Short problem >>
Each entry that follows must be output without any deviation.

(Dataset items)
########################################

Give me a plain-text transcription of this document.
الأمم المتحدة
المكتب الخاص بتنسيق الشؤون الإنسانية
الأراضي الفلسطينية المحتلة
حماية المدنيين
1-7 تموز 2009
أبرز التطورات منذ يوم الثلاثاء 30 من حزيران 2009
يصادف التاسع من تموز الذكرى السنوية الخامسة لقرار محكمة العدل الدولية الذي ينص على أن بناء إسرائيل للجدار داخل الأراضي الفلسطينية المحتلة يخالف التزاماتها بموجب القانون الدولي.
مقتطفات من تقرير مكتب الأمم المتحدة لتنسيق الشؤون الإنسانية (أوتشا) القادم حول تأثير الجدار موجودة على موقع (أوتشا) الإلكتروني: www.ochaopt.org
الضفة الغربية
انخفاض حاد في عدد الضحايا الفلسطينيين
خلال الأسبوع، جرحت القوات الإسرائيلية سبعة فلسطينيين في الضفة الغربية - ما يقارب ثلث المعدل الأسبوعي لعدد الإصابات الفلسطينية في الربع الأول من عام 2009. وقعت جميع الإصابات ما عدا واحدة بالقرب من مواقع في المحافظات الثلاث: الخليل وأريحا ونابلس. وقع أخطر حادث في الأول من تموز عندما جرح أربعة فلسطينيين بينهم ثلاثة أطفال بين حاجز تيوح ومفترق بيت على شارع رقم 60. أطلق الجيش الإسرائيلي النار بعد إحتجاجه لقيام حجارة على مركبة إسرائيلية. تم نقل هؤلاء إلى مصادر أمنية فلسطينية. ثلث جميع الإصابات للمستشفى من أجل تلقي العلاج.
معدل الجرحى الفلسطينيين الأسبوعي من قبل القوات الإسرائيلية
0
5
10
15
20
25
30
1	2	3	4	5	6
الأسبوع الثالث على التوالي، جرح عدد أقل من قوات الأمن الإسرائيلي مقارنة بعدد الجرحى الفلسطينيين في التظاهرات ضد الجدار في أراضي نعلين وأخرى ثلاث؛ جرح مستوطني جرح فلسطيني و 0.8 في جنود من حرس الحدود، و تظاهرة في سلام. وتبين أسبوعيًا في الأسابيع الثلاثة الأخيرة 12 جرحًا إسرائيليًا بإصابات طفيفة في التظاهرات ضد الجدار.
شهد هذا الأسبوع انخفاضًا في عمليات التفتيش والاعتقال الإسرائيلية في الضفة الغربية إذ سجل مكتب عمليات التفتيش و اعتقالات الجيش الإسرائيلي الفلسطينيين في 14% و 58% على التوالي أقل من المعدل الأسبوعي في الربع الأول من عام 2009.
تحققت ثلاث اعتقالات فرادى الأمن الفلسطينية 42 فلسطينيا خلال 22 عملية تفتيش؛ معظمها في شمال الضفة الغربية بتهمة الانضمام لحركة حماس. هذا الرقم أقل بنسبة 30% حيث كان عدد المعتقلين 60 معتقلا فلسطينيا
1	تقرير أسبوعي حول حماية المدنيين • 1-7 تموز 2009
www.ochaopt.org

########################################

Answer to the problem >>
Give me a plain-text transcription of this document.
الأمم المتحدة
المكتب الخاص بتنسيق الشؤون الإنسانية
الأراضي الفلسطينية المحتلة
حماية المدنيين
1-7 تموز 2009
أبرز التطورات منذ يوم الثلاثاء 30 من حزيران 2009
يصادف التاسع من تموز الذكرى السنوية الخامسة لقرار محكمة العدل الدولية الذي ينص على أن بناء إسرائيل للجدار داخل الأراضي الفلسطينية المحتلة يخالف التزاماتها بموجب القانون الدولي.
مقتطفات من تقرير مكتب الأمم المتحدة لتنسيق الشؤون الإنسانية (أوتشا) القادم حول تأثير الجدار موجودة على موقع (أوتشا) الإلكتروني: www.ochaopt.org
الضفة الغربية
انخفاض حاد في عدد الضحايا الفلسطينيين
خلال الأسبوع، جرحت القوات الإسرائيلية سبعة فلسطينيين في الضفة الغربية - ما يقارب ثلث المعدل الأسبوعي لعدد الإصابات الفلسطينية في الربع الأول من عام 2009. وقعت جميع الإصابات ما عدا واحدة بالقرب من مواقع في المحافظات الثلاث: الخليل وأريحا ونابلس. وقع أخطر حادث في الأول من تموز عندما جرح أربعة فلسطينيين بينهم ثلاثة أطفال بين حاجز تيوح ومفترق بيت على شارع رقم 60. أطلق الجيش الإسرائيلي النار بعد إحتجاجه لقيام حجارة على مركبة إسرائيلية. تم نقل هؤلاء إلى مصادر أمنية فلسطينية. ثلث جميع الإصابات للمستشفى من أجل تلقي العلاج.
معدل الجرحى الفلسطينيين الأسبوعي من قبل القوات الإسرائيلية
0
5
10
15
20
25
30
1	2	3	4	5	6
الأسبوع الثالث على التوالي، جرح عدد أقل من قوات الأمن الإسرائيلي مقارنة بعدد الجرحى الفلسطينيين في التظاهرات ضد الجدار في أراضي نعلين وأخرى ثلاث؛ جرح مستوطني جرح فلسطيني و 0.8 في جنود من حرس الحدود، و تظاهرة في سلام. وتبين أسبوعيًا في الأسابيع الثلاثة الأخيرة 12 جرحًا إسرائيليًا بإصابات طفيفة في التظاهرات ضد الجدار.
شهد هذا الأسبوع انخفاضًا في عمليات التفتيش والاعتقال الإسرائيلية في الضفة الغربية إذ سجل مكتب عمليات التفتيش و اعتقالات الجيش الإسرائيلي الفلسطينيين في 14% و 58% على التوالي أقل من المعدل الأسبوعي في الربع الأول من عام 2009.
تحققت ثلاث اعتقالات فرادى الأمن الفلسطينية 42 فلسطينيا خلال 22 عملية تفتيش؛ معظمها في شمال الضفة الغربية بتهمة الانضمام لحركة حماس. هذا الرقم أقل بنسبة 30% حيث كان عدد المعتقلين 60 معتقلا فلسطينيا
1	تقرير أسبوعي حول حماية المدنيين • 1-7 تموز 2009
www.ochaopt.org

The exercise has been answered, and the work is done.